Entries supplied:
· · · · · · ·

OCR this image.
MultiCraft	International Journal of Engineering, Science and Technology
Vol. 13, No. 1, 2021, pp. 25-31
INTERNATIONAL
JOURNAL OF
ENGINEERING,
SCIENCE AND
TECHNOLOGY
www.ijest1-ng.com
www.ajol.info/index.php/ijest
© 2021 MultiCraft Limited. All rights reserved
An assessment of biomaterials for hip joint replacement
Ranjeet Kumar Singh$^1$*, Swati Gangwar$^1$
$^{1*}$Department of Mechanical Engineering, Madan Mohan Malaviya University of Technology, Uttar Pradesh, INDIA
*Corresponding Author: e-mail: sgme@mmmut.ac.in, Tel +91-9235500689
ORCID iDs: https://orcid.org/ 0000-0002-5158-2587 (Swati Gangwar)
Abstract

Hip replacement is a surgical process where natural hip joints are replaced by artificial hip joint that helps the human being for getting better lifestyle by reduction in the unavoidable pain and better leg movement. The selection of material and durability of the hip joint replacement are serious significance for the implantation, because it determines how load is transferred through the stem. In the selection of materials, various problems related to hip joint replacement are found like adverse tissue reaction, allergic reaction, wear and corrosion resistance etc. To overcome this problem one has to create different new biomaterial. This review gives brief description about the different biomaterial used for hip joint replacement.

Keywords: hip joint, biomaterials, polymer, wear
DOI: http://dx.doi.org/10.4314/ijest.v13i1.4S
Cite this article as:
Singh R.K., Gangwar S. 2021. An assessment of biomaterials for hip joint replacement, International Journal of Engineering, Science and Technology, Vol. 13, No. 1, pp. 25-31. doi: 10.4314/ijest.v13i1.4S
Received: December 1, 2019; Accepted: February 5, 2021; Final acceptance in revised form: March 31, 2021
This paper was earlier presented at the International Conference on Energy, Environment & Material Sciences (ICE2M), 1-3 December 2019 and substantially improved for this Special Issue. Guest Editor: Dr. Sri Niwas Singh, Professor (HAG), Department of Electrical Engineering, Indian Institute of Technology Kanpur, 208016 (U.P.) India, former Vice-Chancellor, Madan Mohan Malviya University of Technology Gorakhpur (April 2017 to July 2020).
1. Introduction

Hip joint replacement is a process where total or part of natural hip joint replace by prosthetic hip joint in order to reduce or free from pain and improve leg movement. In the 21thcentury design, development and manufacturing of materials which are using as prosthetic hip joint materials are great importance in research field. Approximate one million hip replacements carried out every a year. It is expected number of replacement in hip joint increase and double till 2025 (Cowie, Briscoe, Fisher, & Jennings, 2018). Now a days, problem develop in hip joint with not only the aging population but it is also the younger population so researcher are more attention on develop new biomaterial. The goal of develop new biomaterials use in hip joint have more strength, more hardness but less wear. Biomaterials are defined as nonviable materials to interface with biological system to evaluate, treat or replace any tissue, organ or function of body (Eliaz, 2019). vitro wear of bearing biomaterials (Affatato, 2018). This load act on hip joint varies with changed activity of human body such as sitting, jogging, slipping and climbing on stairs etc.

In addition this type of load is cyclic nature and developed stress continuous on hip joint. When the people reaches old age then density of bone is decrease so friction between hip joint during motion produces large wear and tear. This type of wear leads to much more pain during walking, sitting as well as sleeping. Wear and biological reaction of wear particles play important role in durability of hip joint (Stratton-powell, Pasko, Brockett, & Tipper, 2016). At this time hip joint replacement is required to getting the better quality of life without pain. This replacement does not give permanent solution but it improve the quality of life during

· · · · · · ·

Work to complete:
Take the lines above and print them exactly.

Result below:
OCR this image.
MultiCraft	International Journal of Engineering, Science and Technology
Vol. 13, No. 1, 2021, pp. 25-31
INTERNATIONAL
JOURNAL OF
ENGINEERING,
SCIENCE AND
TECHNOLOGY
www.ijest1-ng.com
www.ajol.info/index.php/ijest
© 2021 MultiCraft Limited. All rights reserved
An assessment of biomaterials for hip joint replacement
Ranjeet Kumar Singh$^1$*, Swati Gangwar$^1$
$^{1*}$Department of Mechanical Engineering, Madan Mohan Malaviya University of Technology, Uttar Pradesh, INDIA
*Corresponding Author: e-mail: sgme@mmmut.ac.in, Tel +91-9235500689
ORCID iDs: https://orcid.org/ 0000-0002-5158-2587 (Swati Gangwar)
Abstract

Hip replacement is a surgical process where natural hip joints are replaced by artificial hip joint that helps the human being for getting better lifestyle by reduction in the unavoidable pain and better leg movement. The selection of material and durability of the hip joint replacement are serious significance for the implantation, because it determines how load is transferred through the stem. In the selection of materials, various problems related to hip joint replacement are found like adverse tissue reaction, allergic reaction, wear and corrosion resistance etc. To overcome this problem one has to create different new biomaterial. This review gives brief description about the different biomaterial used for hip joint replacement.

Keywords: hip joint, biomaterials, polymer, wear
DOI: http://dx.doi.org/10.4314/ijest.v13i1.4S
Cite this article as:
Singh R.K., Gangwar S. 2021. An assessment of biomaterials for hip joint replacement, International Journal of Engineering, Science and Technology, Vol. 13, No. 1, pp. 25-31. doi: 10.4314/ijest.v13i1.4S
Received: December 1, 2019; Accepted: February 5, 2021; Final acceptance in revised form: March 31, 2021
This paper was earlier presented at the International Conference on Energy, Environment & Material Sciences (ICE2M), 1-3 December 2019 and substantially improved for this Special Issue. Guest Editor: Dr. Sri Niwas Singh, Professor (HAG), Department of Electrical Engineering, Indian Institute of Technology Kanpur, 208016 (U.P.) India, former Vice-Chancellor, Madan Mohan Malviya University of Technology Gorakhpur (April 2017 to July 2020).
1. Introduction

Hip joint replacement is a process where total or part of natural hip joint replace by prosthetic hip joint in order to reduce or free from pain and improve leg movement. In the 21thcentury design, development and manufacturing of materials which are using as prosthetic hip joint materials are great importance in research field. Approximate one million hip replacements carried out every a year. It is expected number of replacement in hip joint increase and double till 2025 (Cowie, Briscoe, Fisher, & Jennings, 2018). Now a days, problem develop in hip joint with not only the aging population but it is also the younger population so researcher are more attention on develop new biomaterial. The goal of develop new biomaterials use in hip joint have more strength, more hardness but less wear. Biomaterials are defined as nonviable materials to interface with biological system to evaluate, treat or replace any tissue, organ or function of body (Eliaz, 2019). vitro wear of bearing biomaterials (Affatato, 2018). This load act on hip joint varies with changed activity of human body such as sitting, jogging, slipping and climbing on stairs etc.

In addition this type of load is cyclic nature and developed stress continuous on hip joint. When the people reaches old age then density of bone is decrease so friction between hip joint during motion produces large wear and tear. This type of wear leads to much more pain during walking, sitting as well as sleeping. Wear and biological reaction of wear particles play important role in durability of hip joint (Stratton-powell, Pasko, Brockett, & Tipper, 2016). At this time hip joint replacement is required to getting the better quality of life without pain. This replacement does not give permanent solution but it improve the quality of life during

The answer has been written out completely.